**** Data shown ****

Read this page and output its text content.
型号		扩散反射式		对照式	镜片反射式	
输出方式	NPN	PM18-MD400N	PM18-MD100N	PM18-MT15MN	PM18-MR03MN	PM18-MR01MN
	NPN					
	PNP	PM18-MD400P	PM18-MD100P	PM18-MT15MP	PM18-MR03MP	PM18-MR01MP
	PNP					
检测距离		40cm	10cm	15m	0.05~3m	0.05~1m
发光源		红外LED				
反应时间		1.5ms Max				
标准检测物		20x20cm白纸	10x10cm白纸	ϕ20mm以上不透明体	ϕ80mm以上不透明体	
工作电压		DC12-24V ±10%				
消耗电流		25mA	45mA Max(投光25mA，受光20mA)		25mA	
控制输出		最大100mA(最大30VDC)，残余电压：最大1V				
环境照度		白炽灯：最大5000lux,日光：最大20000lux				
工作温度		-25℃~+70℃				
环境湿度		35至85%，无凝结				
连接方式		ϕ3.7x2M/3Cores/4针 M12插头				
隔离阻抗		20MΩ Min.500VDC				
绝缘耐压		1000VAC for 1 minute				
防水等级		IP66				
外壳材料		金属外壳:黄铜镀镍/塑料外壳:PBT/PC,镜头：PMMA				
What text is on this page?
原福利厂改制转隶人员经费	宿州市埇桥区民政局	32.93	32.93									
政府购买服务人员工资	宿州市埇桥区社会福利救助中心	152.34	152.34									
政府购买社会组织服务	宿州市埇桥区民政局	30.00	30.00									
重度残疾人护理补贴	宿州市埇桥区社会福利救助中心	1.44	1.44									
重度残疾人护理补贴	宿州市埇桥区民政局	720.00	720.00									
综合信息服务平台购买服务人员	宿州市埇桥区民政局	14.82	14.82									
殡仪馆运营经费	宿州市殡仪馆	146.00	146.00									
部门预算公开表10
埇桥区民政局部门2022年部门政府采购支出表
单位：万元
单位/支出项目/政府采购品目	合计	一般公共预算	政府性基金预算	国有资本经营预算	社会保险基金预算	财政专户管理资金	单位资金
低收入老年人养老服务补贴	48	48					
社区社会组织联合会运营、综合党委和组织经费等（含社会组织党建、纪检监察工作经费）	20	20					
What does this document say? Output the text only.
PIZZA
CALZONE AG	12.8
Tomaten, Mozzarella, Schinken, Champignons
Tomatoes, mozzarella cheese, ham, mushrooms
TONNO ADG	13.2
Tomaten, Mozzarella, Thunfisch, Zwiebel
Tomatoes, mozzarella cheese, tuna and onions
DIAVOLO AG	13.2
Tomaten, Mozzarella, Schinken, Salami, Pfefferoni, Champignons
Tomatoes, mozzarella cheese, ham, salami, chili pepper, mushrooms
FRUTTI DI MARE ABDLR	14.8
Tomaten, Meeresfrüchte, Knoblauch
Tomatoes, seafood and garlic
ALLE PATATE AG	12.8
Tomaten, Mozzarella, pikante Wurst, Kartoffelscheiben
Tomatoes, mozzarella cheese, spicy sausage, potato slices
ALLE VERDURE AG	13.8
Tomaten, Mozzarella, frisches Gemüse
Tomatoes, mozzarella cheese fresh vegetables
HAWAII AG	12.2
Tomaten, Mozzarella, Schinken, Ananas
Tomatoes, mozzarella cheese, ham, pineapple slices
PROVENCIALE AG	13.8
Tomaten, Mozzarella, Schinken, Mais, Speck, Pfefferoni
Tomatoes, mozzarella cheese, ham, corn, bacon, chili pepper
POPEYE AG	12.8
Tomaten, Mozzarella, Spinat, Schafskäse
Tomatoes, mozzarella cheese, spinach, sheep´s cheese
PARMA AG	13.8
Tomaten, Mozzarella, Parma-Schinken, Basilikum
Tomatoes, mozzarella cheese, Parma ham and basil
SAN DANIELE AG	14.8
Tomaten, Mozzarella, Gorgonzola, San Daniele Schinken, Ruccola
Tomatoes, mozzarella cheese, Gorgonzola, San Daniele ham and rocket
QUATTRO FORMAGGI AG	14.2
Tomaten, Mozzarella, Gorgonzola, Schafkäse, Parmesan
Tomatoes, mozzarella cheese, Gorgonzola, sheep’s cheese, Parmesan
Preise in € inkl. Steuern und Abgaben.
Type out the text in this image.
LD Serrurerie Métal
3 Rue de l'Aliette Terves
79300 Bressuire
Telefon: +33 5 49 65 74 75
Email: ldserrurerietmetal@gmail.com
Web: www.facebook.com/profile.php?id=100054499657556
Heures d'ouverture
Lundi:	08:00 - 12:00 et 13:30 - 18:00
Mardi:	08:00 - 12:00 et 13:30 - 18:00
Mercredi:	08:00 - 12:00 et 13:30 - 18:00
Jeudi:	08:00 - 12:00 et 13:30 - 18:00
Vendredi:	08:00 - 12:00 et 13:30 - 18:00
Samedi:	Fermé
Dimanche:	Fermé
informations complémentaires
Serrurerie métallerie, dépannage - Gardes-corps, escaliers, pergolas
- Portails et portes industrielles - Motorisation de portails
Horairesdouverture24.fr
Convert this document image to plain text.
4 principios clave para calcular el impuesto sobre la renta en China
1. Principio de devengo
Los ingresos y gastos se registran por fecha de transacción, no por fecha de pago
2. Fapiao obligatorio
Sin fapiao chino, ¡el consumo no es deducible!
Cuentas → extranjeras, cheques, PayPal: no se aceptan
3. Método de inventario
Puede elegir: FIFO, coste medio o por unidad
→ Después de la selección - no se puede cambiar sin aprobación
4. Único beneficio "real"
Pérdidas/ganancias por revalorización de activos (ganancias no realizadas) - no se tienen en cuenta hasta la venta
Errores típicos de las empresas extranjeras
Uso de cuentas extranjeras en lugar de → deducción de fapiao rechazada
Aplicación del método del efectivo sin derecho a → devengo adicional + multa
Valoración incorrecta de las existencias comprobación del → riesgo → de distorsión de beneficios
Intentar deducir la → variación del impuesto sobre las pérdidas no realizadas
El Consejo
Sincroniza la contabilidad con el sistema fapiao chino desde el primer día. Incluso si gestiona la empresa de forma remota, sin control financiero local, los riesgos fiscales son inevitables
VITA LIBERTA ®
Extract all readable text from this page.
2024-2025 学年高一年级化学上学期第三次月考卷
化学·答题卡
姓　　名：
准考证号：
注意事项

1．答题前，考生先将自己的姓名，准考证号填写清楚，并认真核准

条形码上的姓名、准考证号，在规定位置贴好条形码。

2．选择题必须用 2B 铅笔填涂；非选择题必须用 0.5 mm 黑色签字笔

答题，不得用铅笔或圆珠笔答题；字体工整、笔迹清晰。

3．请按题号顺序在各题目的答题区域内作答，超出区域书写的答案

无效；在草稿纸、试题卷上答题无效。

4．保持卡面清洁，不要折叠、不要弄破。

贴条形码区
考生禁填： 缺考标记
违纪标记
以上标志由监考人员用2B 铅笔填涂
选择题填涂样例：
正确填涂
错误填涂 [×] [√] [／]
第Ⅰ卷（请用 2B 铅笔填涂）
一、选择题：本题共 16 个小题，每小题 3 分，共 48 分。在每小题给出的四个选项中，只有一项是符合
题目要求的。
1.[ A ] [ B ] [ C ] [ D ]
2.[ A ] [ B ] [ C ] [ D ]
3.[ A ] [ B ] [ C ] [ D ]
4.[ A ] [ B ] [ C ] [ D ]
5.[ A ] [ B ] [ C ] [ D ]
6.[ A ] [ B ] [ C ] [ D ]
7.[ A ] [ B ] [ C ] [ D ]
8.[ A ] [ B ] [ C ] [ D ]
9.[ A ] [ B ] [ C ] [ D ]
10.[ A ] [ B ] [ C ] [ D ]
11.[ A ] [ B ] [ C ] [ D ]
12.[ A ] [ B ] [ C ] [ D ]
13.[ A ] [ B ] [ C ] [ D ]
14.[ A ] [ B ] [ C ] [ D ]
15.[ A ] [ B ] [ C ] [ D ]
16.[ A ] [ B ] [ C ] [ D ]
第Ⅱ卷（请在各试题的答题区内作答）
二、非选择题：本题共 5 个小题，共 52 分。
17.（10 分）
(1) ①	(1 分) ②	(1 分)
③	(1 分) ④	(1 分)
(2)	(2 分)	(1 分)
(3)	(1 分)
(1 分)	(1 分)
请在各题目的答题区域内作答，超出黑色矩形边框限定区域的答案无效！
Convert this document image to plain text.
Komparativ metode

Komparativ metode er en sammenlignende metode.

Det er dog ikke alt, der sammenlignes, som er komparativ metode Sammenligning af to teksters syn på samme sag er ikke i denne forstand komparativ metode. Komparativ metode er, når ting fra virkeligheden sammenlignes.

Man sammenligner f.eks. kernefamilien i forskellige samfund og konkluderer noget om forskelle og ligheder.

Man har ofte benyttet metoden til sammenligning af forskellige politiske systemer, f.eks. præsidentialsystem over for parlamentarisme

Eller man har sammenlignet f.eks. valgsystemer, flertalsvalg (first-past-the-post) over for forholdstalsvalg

****

-- Task to complete --
From the listing above, pick out each line where the word "铅笔填涂" appears.

-- The reply --
2．选择题必须用 2B 铅笔填涂；非选择题必须用 0.5 mm 黑色签字笔
以上标志由监考人员用2B 铅笔填涂
第Ⅰ卷（请用 2B 铅笔填涂）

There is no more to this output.